• [What to work on]:
The data below is to be returned in full and exactly.

- - -

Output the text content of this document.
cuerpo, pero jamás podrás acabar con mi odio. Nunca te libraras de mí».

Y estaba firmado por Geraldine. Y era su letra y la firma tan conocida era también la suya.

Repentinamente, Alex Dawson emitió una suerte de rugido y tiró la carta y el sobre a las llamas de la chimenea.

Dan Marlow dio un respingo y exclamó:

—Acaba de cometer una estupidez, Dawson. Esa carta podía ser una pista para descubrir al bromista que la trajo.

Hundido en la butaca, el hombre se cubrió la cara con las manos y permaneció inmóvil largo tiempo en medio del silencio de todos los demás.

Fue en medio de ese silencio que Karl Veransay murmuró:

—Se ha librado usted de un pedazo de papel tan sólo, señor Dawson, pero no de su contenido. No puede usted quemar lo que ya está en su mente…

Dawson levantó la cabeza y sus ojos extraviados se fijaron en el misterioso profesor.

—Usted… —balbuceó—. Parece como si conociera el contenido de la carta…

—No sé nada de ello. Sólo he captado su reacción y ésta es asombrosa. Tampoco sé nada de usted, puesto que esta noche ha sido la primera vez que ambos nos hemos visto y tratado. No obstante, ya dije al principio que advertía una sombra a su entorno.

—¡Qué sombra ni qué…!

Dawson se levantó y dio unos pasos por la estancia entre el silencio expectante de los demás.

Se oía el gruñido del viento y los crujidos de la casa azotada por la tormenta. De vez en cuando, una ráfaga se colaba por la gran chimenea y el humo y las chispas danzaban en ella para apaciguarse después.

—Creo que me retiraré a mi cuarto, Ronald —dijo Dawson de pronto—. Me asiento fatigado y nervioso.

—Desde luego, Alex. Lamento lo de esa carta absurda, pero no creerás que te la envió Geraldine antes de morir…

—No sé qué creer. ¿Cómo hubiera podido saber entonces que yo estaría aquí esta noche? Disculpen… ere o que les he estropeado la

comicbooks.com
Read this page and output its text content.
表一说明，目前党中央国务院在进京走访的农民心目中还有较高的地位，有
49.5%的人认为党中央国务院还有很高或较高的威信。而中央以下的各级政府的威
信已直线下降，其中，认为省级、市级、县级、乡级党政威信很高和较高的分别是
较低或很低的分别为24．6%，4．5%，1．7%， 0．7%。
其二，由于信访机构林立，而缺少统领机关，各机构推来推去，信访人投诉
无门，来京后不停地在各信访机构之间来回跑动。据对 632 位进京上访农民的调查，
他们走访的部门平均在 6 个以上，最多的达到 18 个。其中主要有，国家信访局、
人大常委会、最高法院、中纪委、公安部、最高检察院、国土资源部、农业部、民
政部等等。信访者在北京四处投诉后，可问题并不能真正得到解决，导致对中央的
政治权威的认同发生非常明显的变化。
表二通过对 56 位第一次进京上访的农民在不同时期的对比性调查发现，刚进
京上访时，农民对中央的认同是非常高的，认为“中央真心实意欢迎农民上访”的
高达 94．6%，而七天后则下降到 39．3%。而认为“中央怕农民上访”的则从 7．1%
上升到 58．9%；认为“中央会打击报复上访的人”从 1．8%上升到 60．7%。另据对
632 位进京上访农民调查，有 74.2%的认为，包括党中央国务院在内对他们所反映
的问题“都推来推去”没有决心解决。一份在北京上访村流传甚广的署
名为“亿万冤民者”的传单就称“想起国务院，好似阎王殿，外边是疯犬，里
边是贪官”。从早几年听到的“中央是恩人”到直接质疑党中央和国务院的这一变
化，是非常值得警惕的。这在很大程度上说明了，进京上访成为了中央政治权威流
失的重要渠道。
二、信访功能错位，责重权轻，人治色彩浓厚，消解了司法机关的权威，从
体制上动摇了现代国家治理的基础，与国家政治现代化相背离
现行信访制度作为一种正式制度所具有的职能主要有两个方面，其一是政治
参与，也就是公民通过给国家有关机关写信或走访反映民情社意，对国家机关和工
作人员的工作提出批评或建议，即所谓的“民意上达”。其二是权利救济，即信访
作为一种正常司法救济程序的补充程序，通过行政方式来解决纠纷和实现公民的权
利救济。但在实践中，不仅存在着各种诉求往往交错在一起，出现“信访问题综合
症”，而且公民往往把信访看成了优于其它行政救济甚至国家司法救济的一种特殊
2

- - -

• [Solution to this task]:
Output the text content of this document.
cuerpo, pero jamás podrás acabar con mi odio. Nunca te libraras de mí».

Y estaba firmado por Geraldine. Y era su letra y la firma tan conocida era también la suya.

Repentinamente, Alex Dawson emitió una suerte de rugido y tiró la carta y el sobre a las llamas de la chimenea.

Dan Marlow dio un respingo y exclamó:

—Acaba de cometer una estupidez, Dawson. Esa carta podía ser una pista para descubrir al bromista que la trajo.

Hundido en la butaca, el hombre se cubrió la cara con las manos y permaneció inmóvil largo tiempo en medio del silencio de todos los demás.

Fue en medio de ese silencio que Karl Veransay murmuró:

—Se ha librado usted de un pedazo de papel tan sólo, señor Dawson, pero no de su contenido. No puede usted quemar lo que ya está en su mente…

Dawson levantó la cabeza y sus ojos extraviados se fijaron en el misterioso profesor.

—Usted… —balbuceó—. Parece como si conociera el contenido de la carta…

—No sé nada de ello. Sólo he captado su reacción y ésta es asombrosa. Tampoco sé nada de usted, puesto que esta noche ha sido la primera vez que ambos nos hemos visto y tratado. No obstante, ya dije al principio que advertía una sombra a su entorno.

—¡Qué sombra ni qué…!

Dawson se levantó y dio unos pasos por la estancia entre el silencio expectante de los demás.

Se oía el gruñido del viento y los crujidos de la casa azotada por la tormenta. De vez en cuando, una ráfaga se colaba por la gran chimenea y el humo y las chispas danzaban en ella para apaciguarse después.

—Creo que me retiraré a mi cuarto, Ronald —dijo Dawson de pronto—. Me asiento fatigado y nervioso.

—Desde luego, Alex. Lamento lo de esa carta absurda, pero no creerás que te la envió Geraldine antes de morir…

—No sé qué creer. ¿Cómo hubiera podido saber entonces que yo estaría aquí esta noche? Disculpen… ere o que les he estropeado la

comicbooks.com
Read this page and output its text content.
表一说明，目前党中央国务院在进京走访的农民心目中还有较高的地位，有
49.5%的人认为党中央国务院还有很高或较高的威信。而中央以下的各级政府的威
信已直线下降，其中，认为省级、市级、县级、乡级党政威信很高和较高的分别是
较低或很低的分别为24．6%，4．5%，1．7%， 0．7%。
其二，由于信访机构林立，而缺少统领机关，各机构推来推去，信访人投诉
无门，来京后不停地在各信访机构之间来回跑动。据对 632 位进京上访农民的调查，
他们走访的部门平均在 6 个以上，最多的达到 18 个。其中主要有，国家信访局、
人大常委会、最高法院、中纪委、公安部、最高检察院、国土资源部、农业部、民
政部等等。信访者在北京四处投诉后，可问题并不能真正得到解决，导致对中央的
政治权威的认同发生非常明显的变化。
表二通过对 56 位第一次进京上访的农民在不同时期的对比性调查发现，刚进
京上访时，农民对中央的认同是非常高的，认为“中央真心实意欢迎农民上访”的
高达 94．6%，而七天后则下降到 39．3%。而认为“中央怕农民上访”的则从 7．1%
上升到 58．9%；认为“中央会打击报复上访的人”从 1．8%上升到 60．7%。另据对
632 位进京上访农民调查，有 74.2%的认为，包括党中央国务院在内对他们所反映
的问题“都推来推去”没有决心解决。一份在北京上访村流传甚广的署
名为“亿万冤民者”的传单就称“想起国务院，好似阎王殿，外边是疯犬，里
边是贪官”。从早几年听到的“中央是恩人”到直接质疑党中央和国务院的这一变
化，是非常值得警惕的。这在很大程度上说明了，进京上访成为了中央政治权威流
失的重要渠道。
二、信访功能错位，责重权轻，人治色彩浓厚，消解了司法机关的权威，从
体制上动摇了现代国家治理的基础，与国家政治现代化相背离
现行信访制度作为一种正式制度所具有的职能主要有两个方面，其一是政治
参与，也就是公民通过给国家有关机关写信或走访反映民情社意，对国家机关和工
作人员的工作提出批评或建议，即所谓的“民意上达”。其二是权利救济，即信访
作为一种正常司法救济程序的补充程序，通过行政方式来解决纠纷和实现公民的权
利救济。但在实践中，不仅存在着各种诉求往往交错在一起，出现“信访问题综合
症”，而且公民往往把信访看成了优于其它行政救济甚至国家司法救济的一种特殊
2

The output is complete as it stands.